**ASSIGNMENT**
Find the string "text" in the entries and copy each line that has it.

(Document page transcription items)

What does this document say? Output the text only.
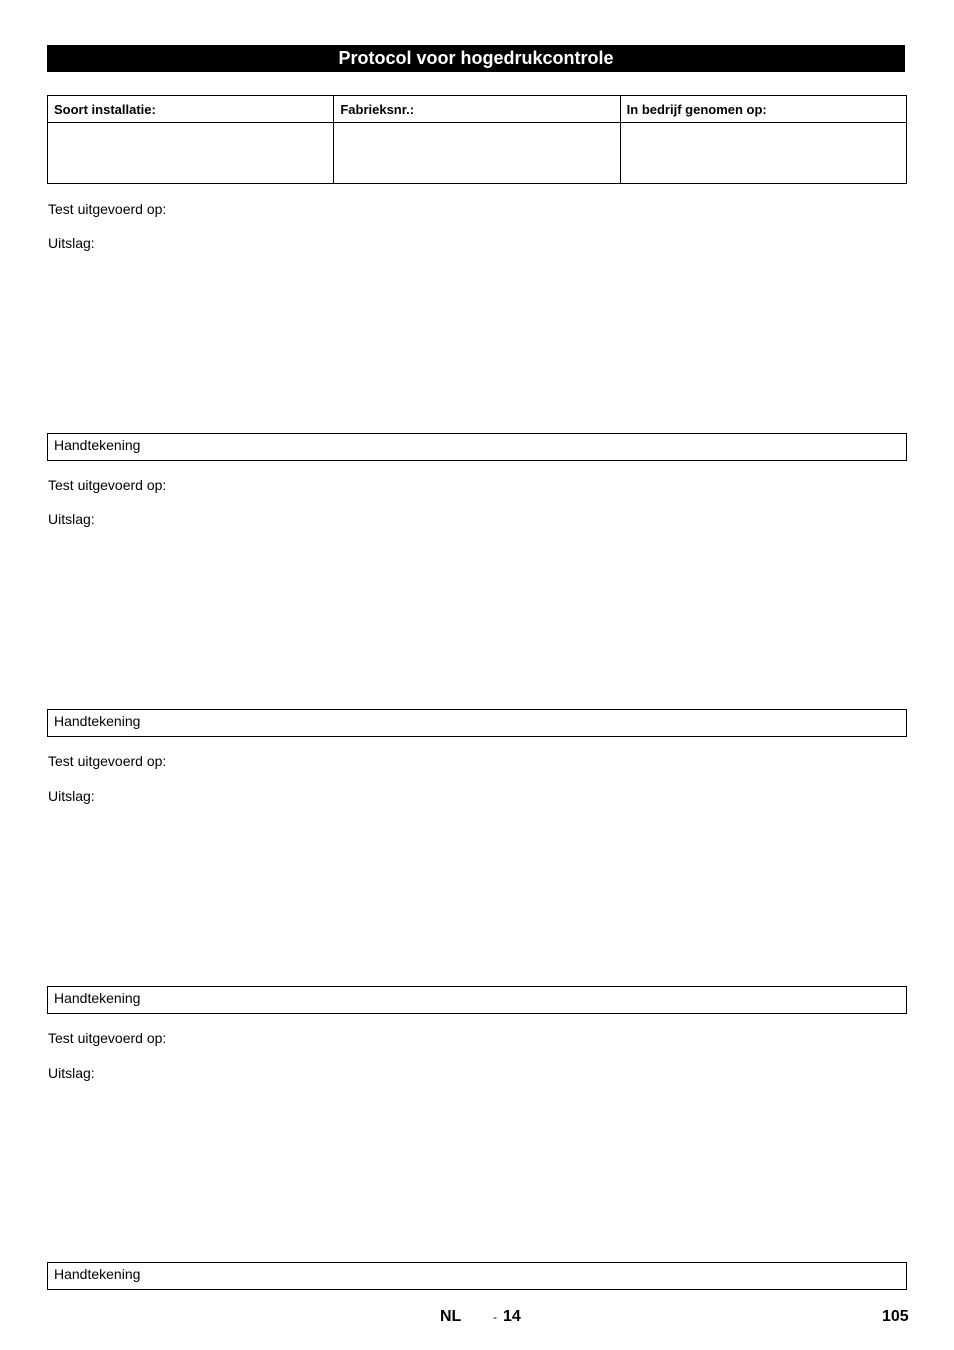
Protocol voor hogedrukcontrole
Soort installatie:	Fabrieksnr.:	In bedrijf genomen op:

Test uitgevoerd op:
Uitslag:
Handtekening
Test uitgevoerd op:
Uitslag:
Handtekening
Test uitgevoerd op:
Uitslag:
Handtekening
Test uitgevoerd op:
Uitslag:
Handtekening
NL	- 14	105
==
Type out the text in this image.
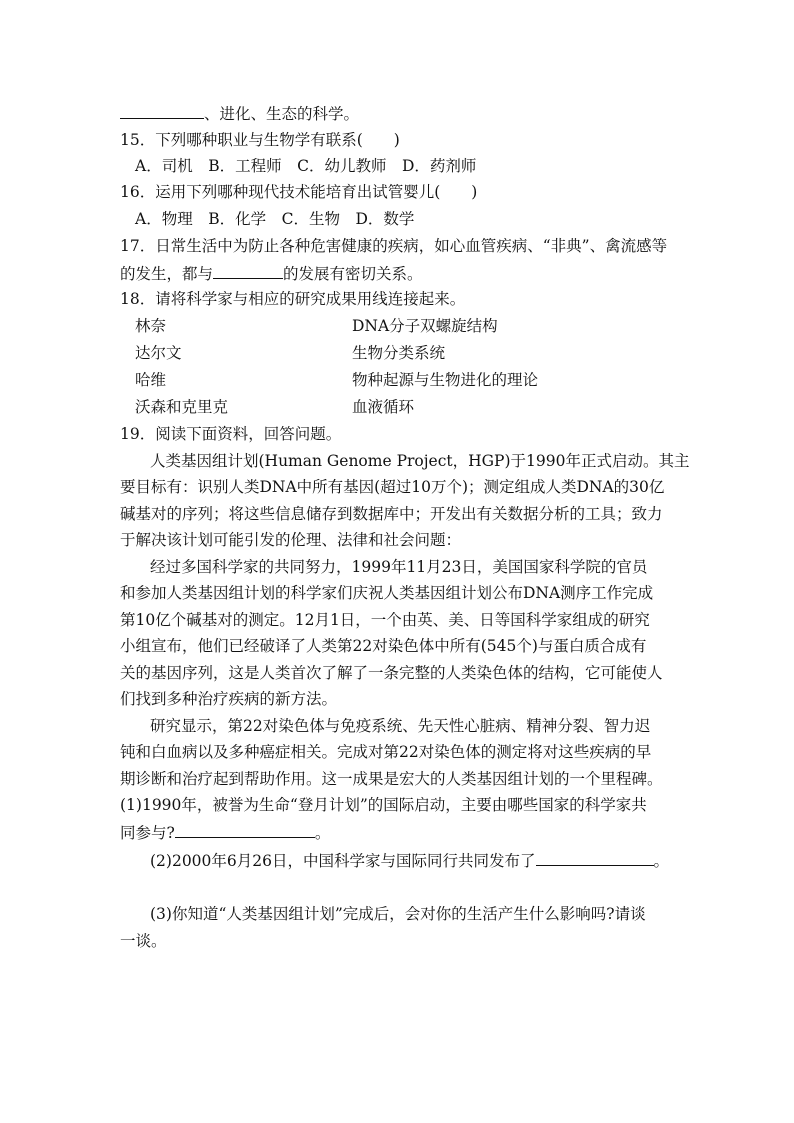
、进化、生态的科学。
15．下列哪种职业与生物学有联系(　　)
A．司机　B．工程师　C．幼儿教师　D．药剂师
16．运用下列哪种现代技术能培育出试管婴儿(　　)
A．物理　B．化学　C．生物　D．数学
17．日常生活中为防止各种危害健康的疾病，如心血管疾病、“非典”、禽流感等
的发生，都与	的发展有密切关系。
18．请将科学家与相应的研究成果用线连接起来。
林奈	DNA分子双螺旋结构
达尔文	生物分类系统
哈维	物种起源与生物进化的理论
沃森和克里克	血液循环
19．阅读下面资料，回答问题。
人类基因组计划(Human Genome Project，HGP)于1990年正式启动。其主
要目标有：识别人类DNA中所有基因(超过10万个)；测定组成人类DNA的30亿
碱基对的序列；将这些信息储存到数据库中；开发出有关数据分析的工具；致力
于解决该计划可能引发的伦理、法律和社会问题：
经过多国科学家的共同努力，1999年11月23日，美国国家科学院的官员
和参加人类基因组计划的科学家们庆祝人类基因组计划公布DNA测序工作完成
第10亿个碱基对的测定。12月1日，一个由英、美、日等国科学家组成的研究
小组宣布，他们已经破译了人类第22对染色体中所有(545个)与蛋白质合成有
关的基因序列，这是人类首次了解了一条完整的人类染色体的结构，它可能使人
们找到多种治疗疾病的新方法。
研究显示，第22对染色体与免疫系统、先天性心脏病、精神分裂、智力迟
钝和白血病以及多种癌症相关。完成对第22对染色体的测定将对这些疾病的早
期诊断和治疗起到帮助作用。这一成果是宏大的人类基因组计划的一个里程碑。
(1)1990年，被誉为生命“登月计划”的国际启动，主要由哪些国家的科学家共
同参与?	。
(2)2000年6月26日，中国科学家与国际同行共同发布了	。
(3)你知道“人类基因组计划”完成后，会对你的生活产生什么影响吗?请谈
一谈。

**RESULT OF THIS TASK**
What does this document say? Output the text only.
Type out the text in this image.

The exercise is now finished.